• What you have to do:
Repeat every line of the data exactly, but not the pictures.

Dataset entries

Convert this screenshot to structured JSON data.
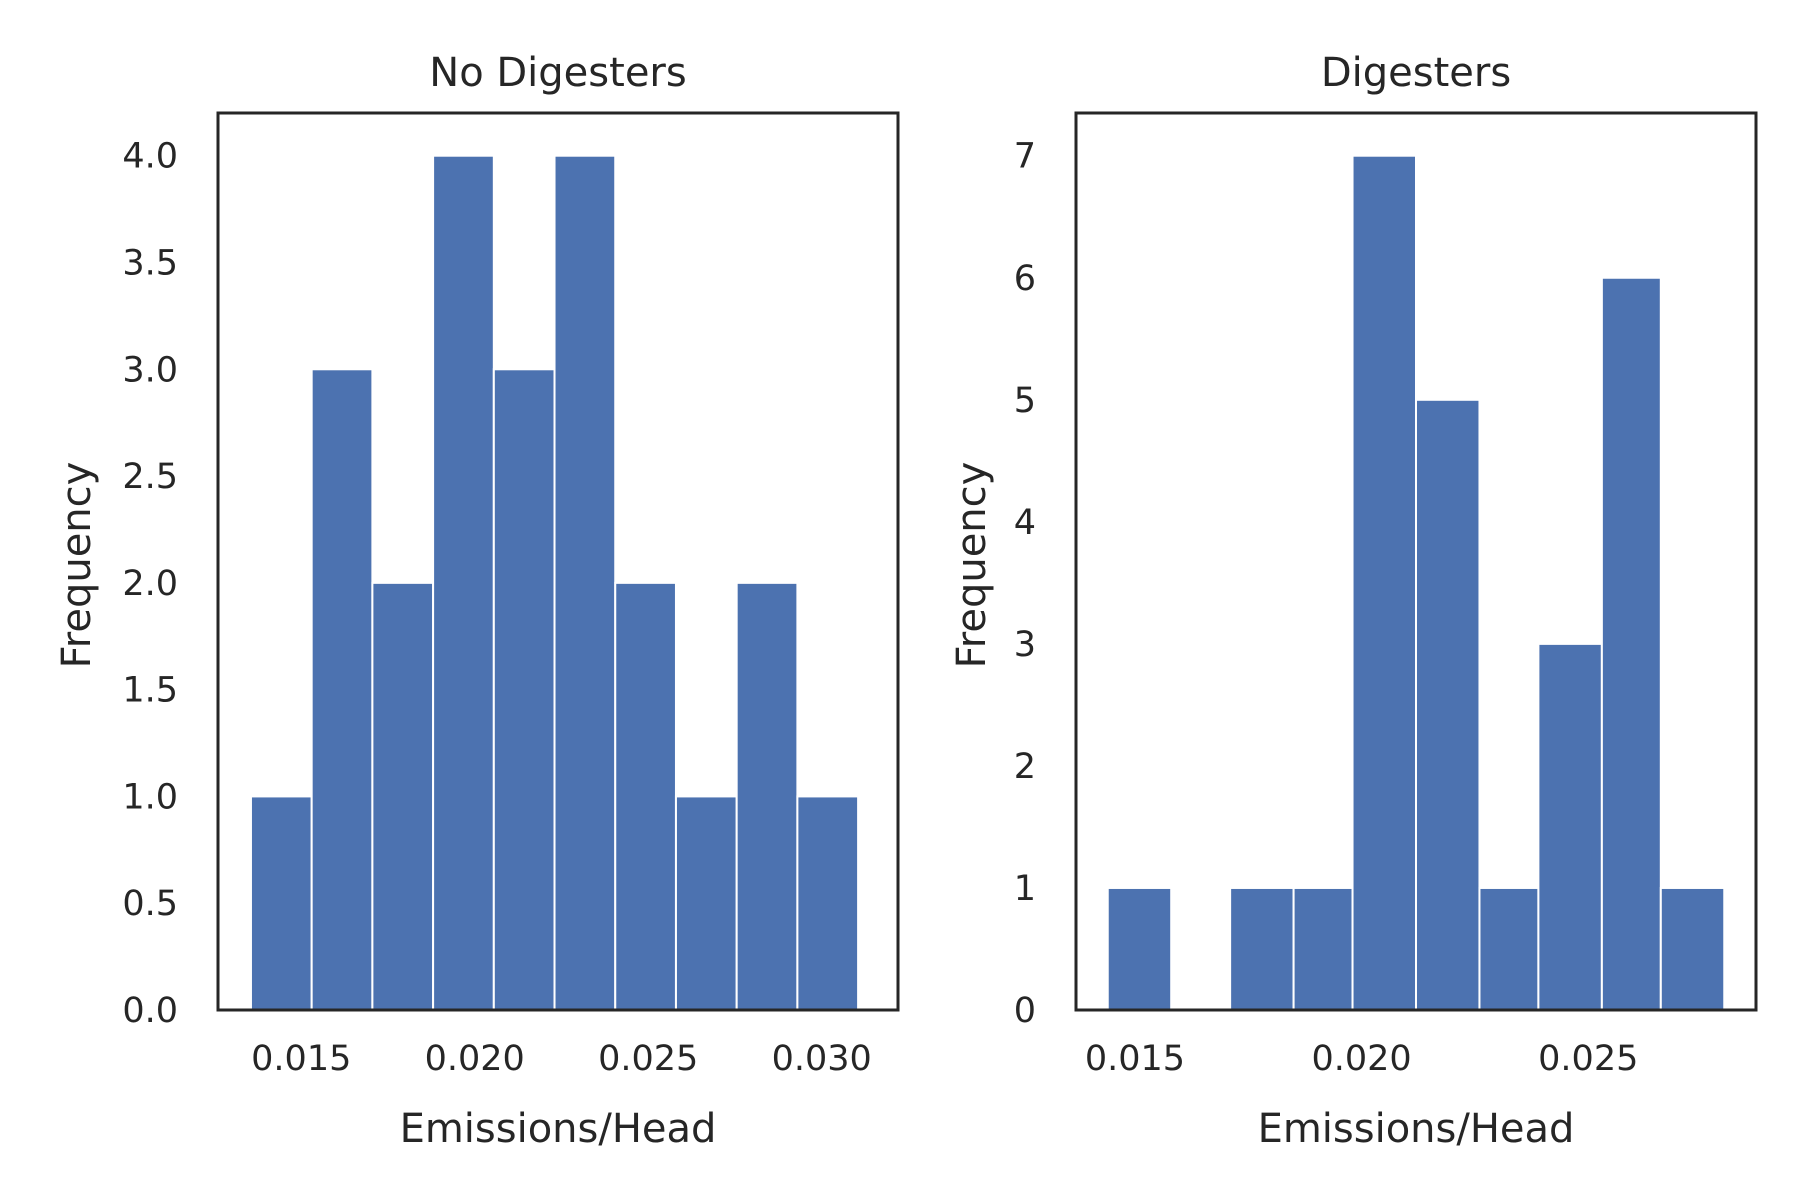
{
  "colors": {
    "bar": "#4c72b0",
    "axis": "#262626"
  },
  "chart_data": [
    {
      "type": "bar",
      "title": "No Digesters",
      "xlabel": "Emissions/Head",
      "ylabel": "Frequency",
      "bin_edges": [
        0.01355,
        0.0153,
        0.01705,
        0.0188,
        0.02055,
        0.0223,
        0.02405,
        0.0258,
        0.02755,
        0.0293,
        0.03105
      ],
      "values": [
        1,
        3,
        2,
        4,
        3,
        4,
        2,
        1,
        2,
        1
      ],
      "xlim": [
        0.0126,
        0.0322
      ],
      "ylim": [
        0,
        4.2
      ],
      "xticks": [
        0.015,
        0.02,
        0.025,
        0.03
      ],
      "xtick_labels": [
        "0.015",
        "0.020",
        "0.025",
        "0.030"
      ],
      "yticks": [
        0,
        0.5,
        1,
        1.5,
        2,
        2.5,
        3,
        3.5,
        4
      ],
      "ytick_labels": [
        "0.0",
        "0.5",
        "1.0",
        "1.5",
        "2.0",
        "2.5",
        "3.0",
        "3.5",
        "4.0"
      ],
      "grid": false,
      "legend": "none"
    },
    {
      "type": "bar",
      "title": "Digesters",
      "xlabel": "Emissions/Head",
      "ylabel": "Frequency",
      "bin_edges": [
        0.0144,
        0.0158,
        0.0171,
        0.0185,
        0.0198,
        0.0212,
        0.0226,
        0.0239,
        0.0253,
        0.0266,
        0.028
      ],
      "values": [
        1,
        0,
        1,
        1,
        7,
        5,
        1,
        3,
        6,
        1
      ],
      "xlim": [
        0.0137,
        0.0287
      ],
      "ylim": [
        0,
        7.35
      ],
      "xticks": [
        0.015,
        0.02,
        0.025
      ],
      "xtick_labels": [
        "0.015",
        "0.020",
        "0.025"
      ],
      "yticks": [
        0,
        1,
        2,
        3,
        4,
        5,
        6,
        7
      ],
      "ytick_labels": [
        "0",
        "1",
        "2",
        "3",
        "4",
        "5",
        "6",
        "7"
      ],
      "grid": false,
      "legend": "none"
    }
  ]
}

• Result of this task:
Convert this screenshot to structured JSON data.
{
  "colors": {
    "bar": "#4c72b0",
    "axis": "#262626"
  },
  "chart_data": [
    {
      "type": "bar",
      "title": "No Digesters",
      "xlabel": "Emissions/Head",
      "ylabel": "Frequency",
      "bin_edges": [
        0.01355,
        0.0153,
        0.01705,
        0.0188,
        0.02055,
        0.0223,
        0.02405,
        0.0258,
        0.02755,
        0.0293,
        0.03105
      ],
      "values": [
        1,
        3,
        2,
        4,
        3,
        4,
        2,
        1,
        2,
        1
      ],
      "xlim": [
        0.0126,
        0.0322
      ],
      "ylim": [
        0,
        4.2
      ],
      "xticks": [
        0.015,
        0.02,
        0.025,
        0.03
      ],
      "xtick_labels": [
        "0.015",
        "0.020",
        "0.025",
        "0.030"
      ],
      "yticks": [
        0,
        0.5,
        1,
        1.5,
        2,
        2.5,
        3,
        3.5,
        4
      ],
      "ytick_labels": [
        "0.0",
        "0.5",
        "1.0",
        "1.5",
        "2.0",
        "2.5",
        "3.0",
        "3.5",
        "4.0"
      ],
      "grid": false,
      "legend": "none"
    },
    {
      "type": "bar",
      "title": "Digesters",
      "xlabel": "Emissions/Head",
      "ylabel": "Frequency",
      "bin_edges": [
        0.0144,
        0.0158,
        0.0171,
        0.0185,
        0.0198,
        0.0212,
        0.0226,
        0.0239,
        0.0253,
        0.0266,
        0.028
      ],
      "values": [
        1,
        0,
        1,
        1,
        7,
        5,
        1,
        3,
        6,
        1
      ],
      "xlim": [
        0.0137,
        0.0287
      ],
      "ylim": [
        0,
        7.35
      ],
      "xticks": [
        0.015,
        0.02,
        0.025
      ],
      "xtick_labels": [
        "0.015",
        "0.020",
        "0.025"
      ],
      "yticks": [
        0,
        1,
        2,
        3,
        4,
        5,
        6,
        7
      ],
      "ytick_labels": [
        "0",
        "1",
        "2",
        "3",
        "4",
        "5",
        "6",
        "7"
      ],
      "grid": false,
      "legend": "none"
    }
  ]
}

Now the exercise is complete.